**The task**
Scan the listing below. Report each line that includes "JSON".

**Stored records**
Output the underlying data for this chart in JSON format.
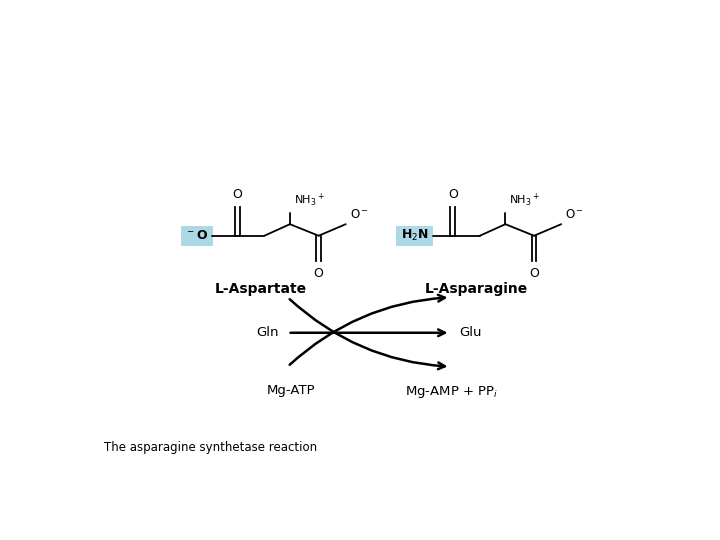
{
  "background_color": "#ffffff",
  "highlight_color": "#add8e6",
  "text_color": "#000000",
  "figsize": [
    7.2,
    5.4
  ],
  "dpi": 100,
  "caption": "The asparagine synthetase reaction",
  "labels": {
    "L_Aspartate": "L-Aspartate",
    "L_Asparagine": "L-Asparagine",
    "Gln": "Gln",
    "Glu": "Glu",
    "MgATP": "Mg-ATP",
    "MgAMP": "Mg-AMP + PP"
  }
}
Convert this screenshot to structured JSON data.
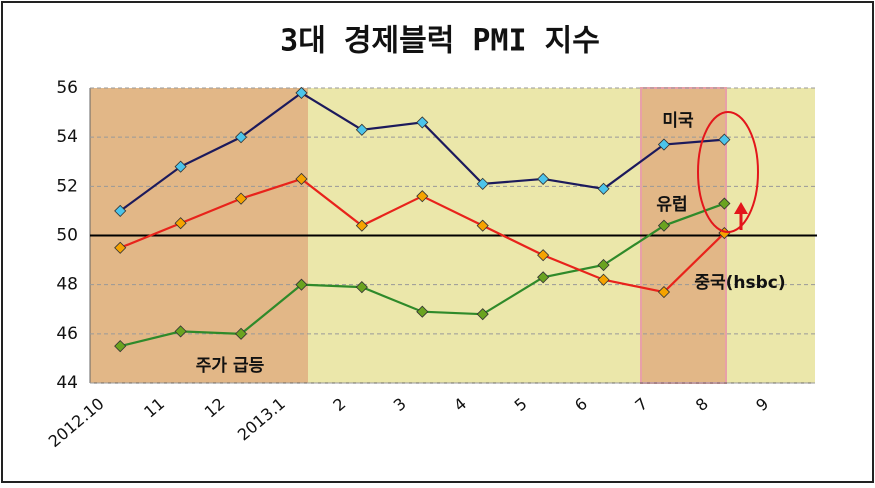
{
  "chart_data": {
    "type": "line",
    "title": "3대 경제블럭 PMI 지수",
    "categories": [
      "2012.10",
      "11",
      "12",
      "2013.1",
      "2",
      "3",
      "4",
      "5",
      "6",
      "7",
      "8",
      "9"
    ],
    "series": [
      {
        "name": "미국",
        "color": "#1c1a5c",
        "marker_color": "#4cc4ea",
        "values": [
          51.0,
          52.8,
          54.0,
          55.8,
          54.3,
          54.6,
          52.1,
          52.3,
          51.9,
          53.7,
          53.9,
          null
        ]
      },
      {
        "name": "유럽",
        "color": "#2f8a2a",
        "marker_color": "#6aa320",
        "values": [
          45.5,
          46.1,
          46.0,
          48.0,
          47.9,
          46.9,
          46.8,
          48.3,
          48.8,
          50.4,
          51.3,
          null
        ]
      },
      {
        "name": "중국(hsbc)",
        "color": "#e8231b",
        "marker_color": "#f5a300",
        "values": [
          49.5,
          50.5,
          51.5,
          52.3,
          50.4,
          51.6,
          50.4,
          49.2,
          48.2,
          47.7,
          50.1,
          null
        ]
      }
    ],
    "annotation": "주가 급등",
    "reference_line": 50,
    "ylim": [
      44,
      56
    ],
    "yticks": [
      44,
      46,
      48,
      50,
      52,
      54,
      56
    ],
    "grid": true
  }
}
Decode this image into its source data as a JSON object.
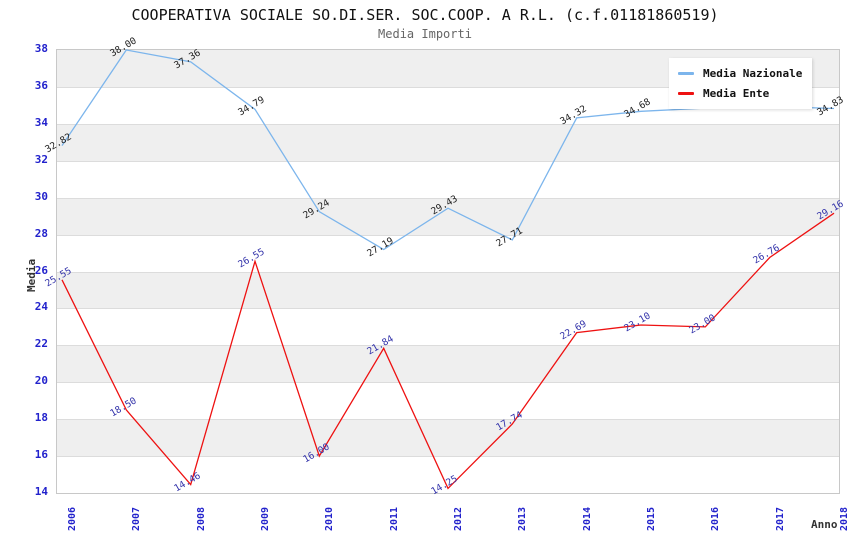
{
  "header": {
    "title": "COOPERATIVA SOCIALE SO.DI.SER. SOC.COOP. A R.L. (c.f.01181860519)",
    "subtitle": "Media Importi"
  },
  "chart_data": {
    "type": "line",
    "title": "COOPERATIVA SOCIALE SO.DI.SER. SOC.COOP. A R.L. (c.f.01181860519)",
    "subtitle": "Media Importi",
    "xlabel": "Anno",
    "ylabel": "Media",
    "x": [
      2006,
      2007,
      2008,
      2009,
      2010,
      2011,
      2012,
      2013,
      2014,
      2015,
      2016,
      2017,
      2018
    ],
    "ylim": [
      14,
      38
    ],
    "ytick_step": 2,
    "grid": "horizontal-bands-alternating",
    "legend_position": "top-right",
    "series": [
      {
        "name": "Media Nazionale",
        "color": "#7cb5ec",
        "label_color": "#222222",
        "values": [
          32.82,
          38.0,
          37.36,
          34.79,
          29.24,
          27.19,
          29.43,
          27.71,
          34.32,
          34.68,
          34.85,
          34.95,
          34.83
        ],
        "point_labels": [
          "32.82",
          "38.00",
          "37.36",
          "34.79",
          "29.24",
          "27.19",
          "29.43",
          "27.71",
          "34.32",
          "34.68",
          "",
          "",
          "34.83"
        ]
      },
      {
        "name": "Media Ente",
        "color": "#ee1111",
        "label_color": "#3333aa",
        "values": [
          25.55,
          18.5,
          14.46,
          26.55,
          16.0,
          21.84,
          14.25,
          17.74,
          22.69,
          23.1,
          23.0,
          26.76,
          29.16
        ],
        "point_labels": [
          "25.55",
          "18.50",
          "14.46",
          "26.55",
          "16.00",
          "21.84",
          "14.25",
          "17.74",
          "22.69",
          "23.10",
          "23.00",
          "26.76",
          "29.16"
        ]
      }
    ]
  },
  "colors": {
    "tick_text": "#2222cc",
    "band_gray": "#efefef",
    "band_white": "#ffffff",
    "gridline": "#dcdcdc",
    "plot_border": "#c8c8c8",
    "title_text": "#111111",
    "subtitle_text": "#666666",
    "axis_label_text": "#333333"
  }
}
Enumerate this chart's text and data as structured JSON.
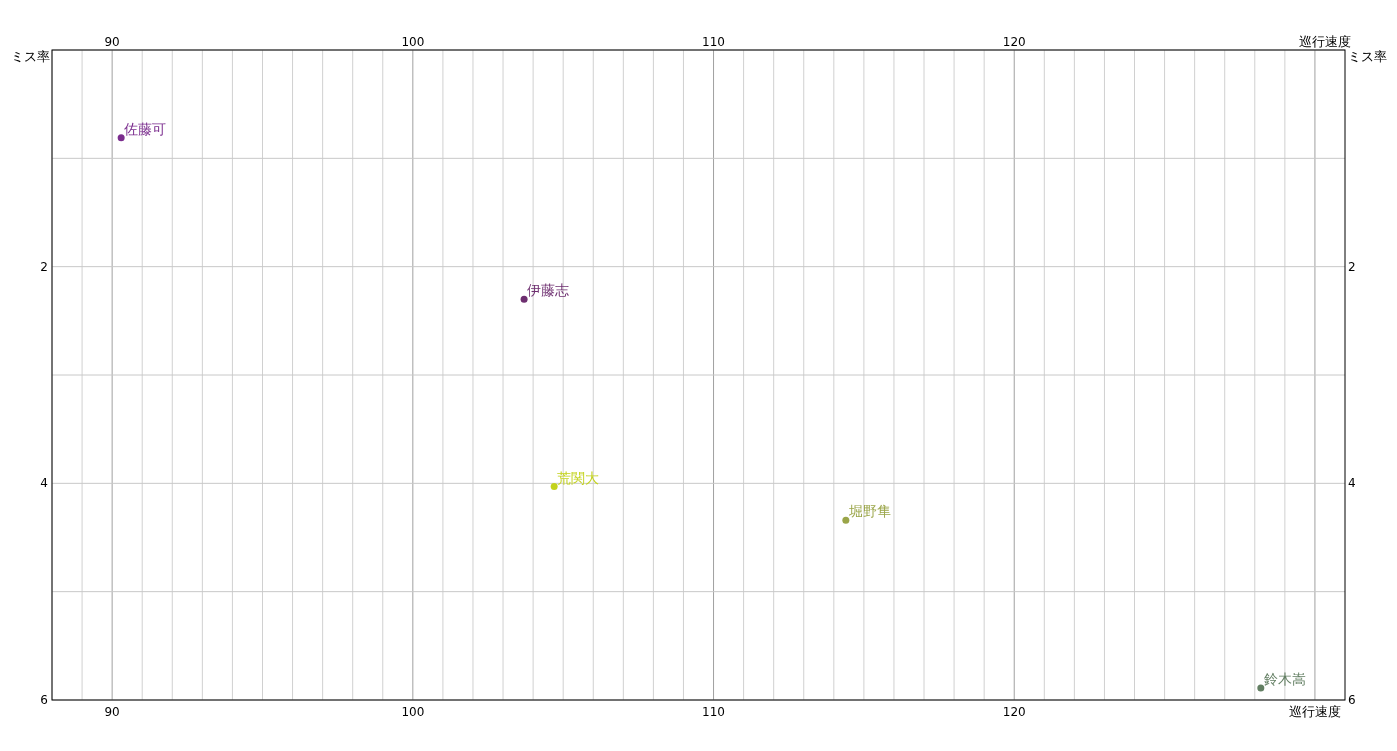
{
  "chart_data": {
    "type": "scatter",
    "xlabel": "巡行速度",
    "x2label": "巡行速度",
    "ylabel": "ミス率",
    "y2label": "ミス率",
    "xlim": [
      88,
      131
    ],
    "x2lim": [
      88,
      131
    ],
    "ylim": [
      6,
      0
    ],
    "y2lim": [
      6,
      0
    ],
    "xticks": [
      {
        "value": 88,
        "label": null
      },
      {
        "value": 89,
        "label": null
      },
      90,
      {
        "value": 91,
        "label": null
      },
      {
        "value": 92,
        "label": null
      },
      {
        "value": 93,
        "label": null
      },
      {
        "value": 94,
        "label": null
      },
      {
        "value": 95,
        "label": null
      },
      {
        "value": 96,
        "label": null
      },
      {
        "value": 97,
        "label": null
      },
      {
        "value": 98,
        "label": null
      },
      {
        "value": 99,
        "label": null
      },
      100,
      {
        "value": 101,
        "label": null
      },
      {
        "value": 102,
        "label": null
      },
      {
        "value": 103,
        "label": null
      },
      {
        "value": 104,
        "label": null
      },
      {
        "value": 105,
        "label": null
      },
      {
        "value": 106,
        "label": null
      },
      {
        "value": 107,
        "label": null
      },
      {
        "value": 108,
        "label": null
      },
      {
        "value": 109,
        "label": null
      },
      110,
      {
        "value": 111,
        "label": null
      },
      {
        "value": 112,
        "label": null
      },
      {
        "value": 113,
        "label": null
      },
      {
        "value": 114,
        "label": null
      },
      {
        "value": 115,
        "label": null
      },
      {
        "value": 116,
        "label": null
      },
      {
        "value": 117,
        "label": null
      },
      {
        "value": 118,
        "label": null
      },
      {
        "value": 119,
        "label": null
      },
      120,
      {
        "value": 121,
        "label": null
      },
      {
        "value": 122,
        "label": null
      },
      {
        "value": 123,
        "label": null
      },
      {
        "value": 124,
        "label": null
      },
      {
        "value": 125,
        "label": null
      },
      {
        "value": 126,
        "label": null
      },
      {
        "value": 127,
        "label": null
      },
      {
        "value": 128,
        "label": null
      },
      {
        "value": 129,
        "label": null
      },
      {
        "value": 130,
        "label": null
      }
    ],
    "x2ticks": [
      90,
      100,
      110,
      120
    ],
    "yticks": [
      {
        "value": 0,
        "label": null
      },
      {
        "value": 1,
        "label": null
      },
      2,
      {
        "value": 3,
        "label": null
      },
      4,
      {
        "value": 5,
        "label": null
      },
      6
    ],
    "y2ticks": [
      2,
      4,
      6
    ],
    "grid": true,
    "marker": "circle",
    "series": [
      {
        "name": "佐藤可",
        "color": "#7b2d8e",
        "x": [
          90.3
        ],
        "values": [
          0.81
        ]
      },
      {
        "name": "伊藤志",
        "color": "#6e2f70",
        "x": [
          103.7
        ],
        "values": [
          2.3
        ]
      },
      {
        "name": "荒関大",
        "color": "#c3d21c",
        "x": [
          104.7
        ],
        "values": [
          4.03
        ]
      },
      {
        "name": "堀野隼",
        "color": "#9aa548",
        "x": [
          114.4
        ],
        "values": [
          4.34
        ]
      },
      {
        "name": "鈴木嵩",
        "color": "#637f63",
        "x": [
          128.2
        ],
        "values": [
          5.89
        ]
      }
    ]
  }
}
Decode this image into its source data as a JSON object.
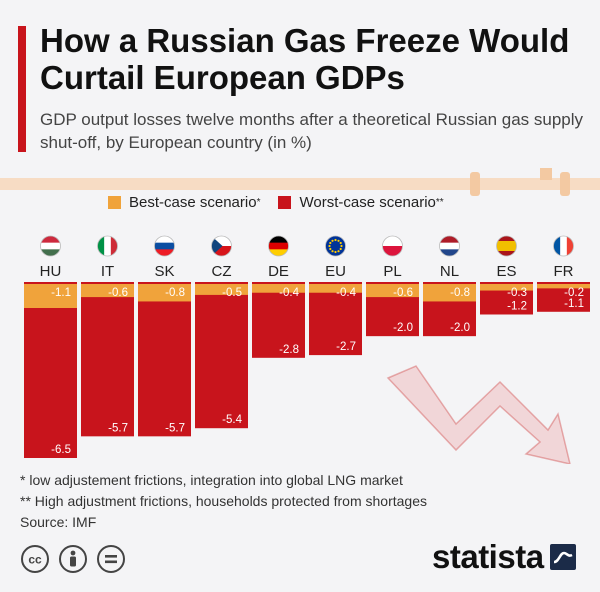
{
  "header": {
    "title": "How a Russian Gas Freeze Would Curtail European GDPs",
    "subtitle": "GDP output losses twelve months after a theoretical Russian gas supply shut-off, by European country (in %)"
  },
  "legend": {
    "best_label": "Best-case scenario",
    "best_mark": "*",
    "worst_label": "Worst-case scenario",
    "worst_mark": "**"
  },
  "chart_data": {
    "type": "bar",
    "categories": [
      "HU",
      "IT",
      "SK",
      "CZ",
      "DE",
      "EU",
      "PL",
      "NL",
      "ES",
      "FR"
    ],
    "series": [
      {
        "name": "Best-case scenario",
        "values": [
          -1.1,
          -0.6,
          -0.8,
          -0.5,
          -0.4,
          -0.4,
          -0.6,
          -0.8,
          -0.3,
          -0.2
        ]
      },
      {
        "name": "Worst-case scenario",
        "values": [
          -6.5,
          -5.7,
          -5.7,
          -5.4,
          -2.8,
          -2.7,
          -2.0,
          -2.0,
          -1.2,
          -1.1
        ]
      }
    ],
    "value_labels": {
      "best": [
        "-1.1",
        "-0.6",
        "-0.8",
        "-0.5",
        "-0.4",
        "-0.4",
        "-0.6",
        "-0.8",
        "-0.3",
        "-0.2"
      ],
      "worst": [
        "-6.5",
        "-5.7",
        "-5.7",
        "-5.4",
        "-2.8",
        "-2.7",
        "-2.0",
        "-2.0",
        "-1.2",
        "-1.1"
      ]
    },
    "ylim": [
      -6.5,
      0
    ],
    "orientation": "vertical, downward from zero",
    "colors": {
      "best": "#f0a33b",
      "worst": "#c8141c"
    }
  },
  "notes": {
    "note1": "*  low adjustement frictions, integration into global LNG market",
    "note2": "** High adjustment frictions, households protected from shortages",
    "source": "Source: IMF"
  },
  "brand": {
    "name": "statista"
  },
  "icons": [
    "hungary-flag-icon",
    "italy-flag-icon",
    "slovakia-flag-icon",
    "czech-flag-icon",
    "germany-flag-icon",
    "eu-flag-icon",
    "poland-flag-icon",
    "netherlands-flag-icon",
    "spain-flag-icon",
    "france-flag-icon",
    "creative-commons-icon",
    "attribution-icon",
    "equals-icon",
    "statista-logo-icon"
  ]
}
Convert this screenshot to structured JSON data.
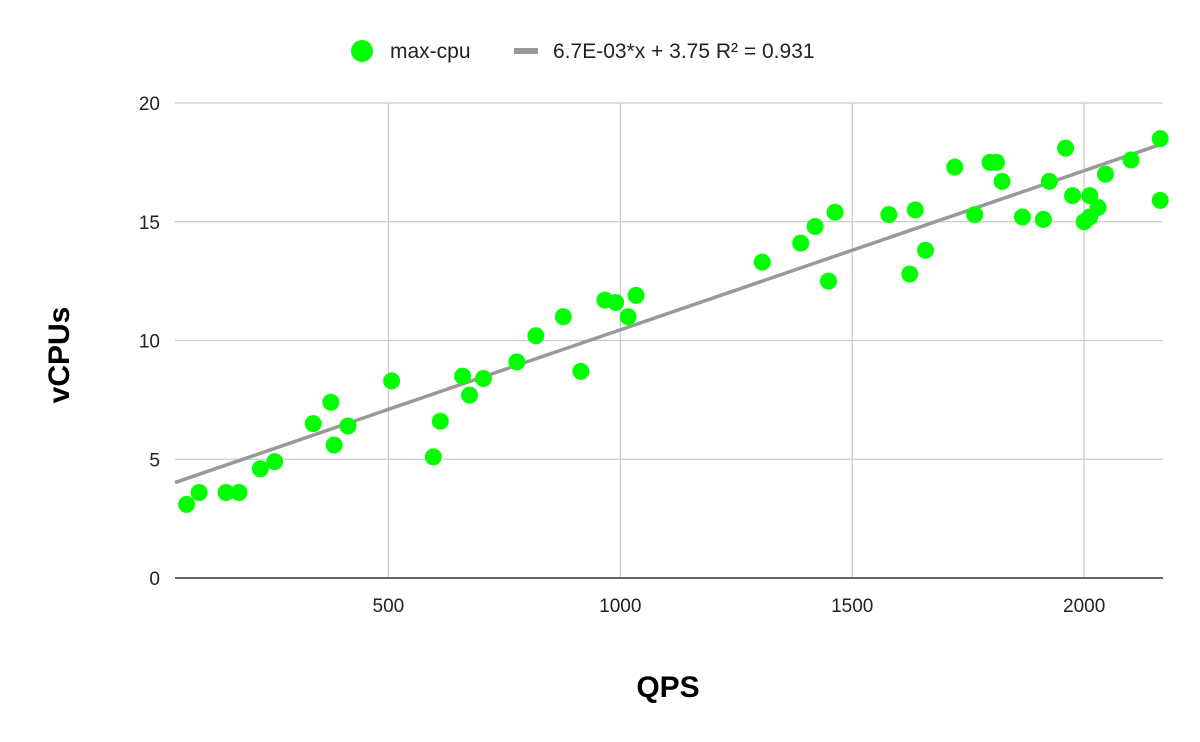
{
  "chart_data": {
    "type": "scatter",
    "xlabel": "QPS",
    "ylabel": "vCPUs",
    "xlim": [
      40,
      2170
    ],
    "ylim": [
      0,
      20
    ],
    "x_ticks": [
      500,
      1000,
      1500,
      2000
    ],
    "y_ticks": [
      0,
      5,
      10,
      15,
      20
    ],
    "grid": true,
    "legend_position": "top",
    "series": [
      {
        "name": "max-cpu",
        "color": "#00ff00",
        "points": [
          [
            65,
            3.1
          ],
          [
            92,
            3.6
          ],
          [
            150,
            3.6
          ],
          [
            178,
            3.6
          ],
          [
            224,
            4.6
          ],
          [
            255,
            4.9
          ],
          [
            338,
            6.5
          ],
          [
            376,
            7.4
          ],
          [
            383,
            5.6
          ],
          [
            413,
            6.4
          ],
          [
            507,
            8.3
          ],
          [
            597,
            5.1
          ],
          [
            612,
            6.6
          ],
          [
            660,
            8.5
          ],
          [
            675,
            7.7
          ],
          [
            705,
            8.4
          ],
          [
            777,
            9.1
          ],
          [
            818,
            10.2
          ],
          [
            877,
            11.0
          ],
          [
            915,
            8.7
          ],
          [
            967,
            11.7
          ],
          [
            990,
            11.6
          ],
          [
            1017,
            11.0
          ],
          [
            1034,
            11.9
          ],
          [
            1306,
            13.3
          ],
          [
            1389,
            14.1
          ],
          [
            1420,
            14.8
          ],
          [
            1449,
            12.5
          ],
          [
            1463,
            15.4
          ],
          [
            1579,
            15.3
          ],
          [
            1624,
            12.8
          ],
          [
            1636,
            15.5
          ],
          [
            1658,
            13.8
          ],
          [
            1721,
            17.3
          ],
          [
            1764,
            15.3
          ],
          [
            1797,
            17.5
          ],
          [
            1811,
            17.5
          ],
          [
            1823,
            16.7
          ],
          [
            1867,
            15.2
          ],
          [
            1912,
            15.1
          ],
          [
            1925,
            16.7
          ],
          [
            1960,
            18.1
          ],
          [
            1975,
            16.1
          ],
          [
            2000,
            15.0
          ],
          [
            2012,
            15.2
          ],
          [
            2012,
            16.1
          ],
          [
            2030,
            15.6
          ],
          [
            2046,
            17.0
          ],
          [
            2101,
            17.6
          ],
          [
            2164,
            18.5
          ],
          [
            2164,
            15.9
          ]
        ]
      }
    ],
    "trendline": {
      "label": "6.7E-03*x + 3.75 R² = 0.931",
      "color": "#999999",
      "slope": 0.0067,
      "intercept": 3.75
    }
  }
}
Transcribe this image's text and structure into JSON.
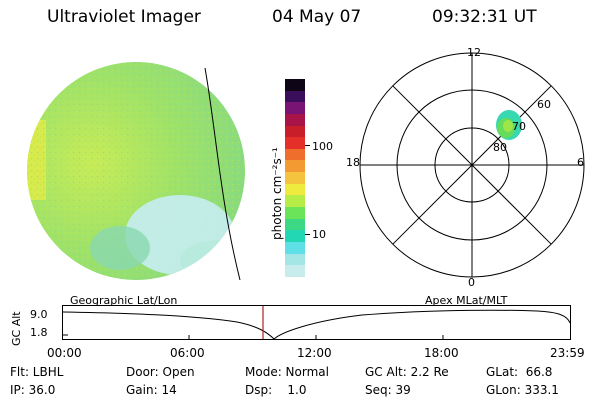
{
  "header": {
    "instrument": "Ultraviolet Imager",
    "date": "04 May 07",
    "time": "09:32:31 UT"
  },
  "colorbar": {
    "unit_label": "photon cm⁻²s⁻¹",
    "ticks": [
      "100",
      "10"
    ],
    "colors": [
      "#c8ecec",
      "#a4e6e6",
      "#5ee0e6",
      "#22d8b4",
      "#3cd884",
      "#6ce45a",
      "#b6ec46",
      "#eeea3e",
      "#f4c43e",
      "#f49a32",
      "#f06e2c",
      "#e43028",
      "#c81e2a",
      "#a81448",
      "#7a1474",
      "#3a0e5a",
      "#0e0616"
    ]
  },
  "polar_plot": {
    "mlt_labels": {
      "top": "12",
      "right": "6",
      "bottom": "0",
      "left": "18"
    },
    "lat_labels": [
      "60",
      "70",
      "80"
    ]
  },
  "orbit": {
    "left_label": "Geographic Lat/Lon",
    "right_label": "Apex MLat/MLT",
    "axis_label": "GC Alt",
    "y_ticks": [
      "9.0",
      "1.8"
    ],
    "time_ticks": [
      "00:00",
      "06:00",
      "12:00",
      "18:00",
      "23:59"
    ]
  },
  "status": {
    "flt": "Flt: LBHL",
    "ip": "IP: 36.0",
    "door": "Door: Open",
    "gain": "Gain: 14",
    "mode": "Mode: Normal",
    "dsp": "Dsp:    1.0",
    "gc_alt": "GC Alt: 2.2 Re",
    "seq": "Seq: 39",
    "glat": "GLat:  66.8",
    "glon": "GLon: 333.1"
  },
  "accent_colors": {
    "marker": "#b02020",
    "globe_base": "#9ee070",
    "globe_pale": "#c4ecec"
  }
}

**Response to the exercise**
Output the underlying data for this chart in JSON format.
Convert this screenshot to structured JSON data.
Decode this image into its source data as a JSON object.
Enumerate this chart's text and data as structured JSON.
Decode this image into its source data as a JSON object.
Convert this screenshot to structured JSON data.
Transcribe this image's text and structure into JSON.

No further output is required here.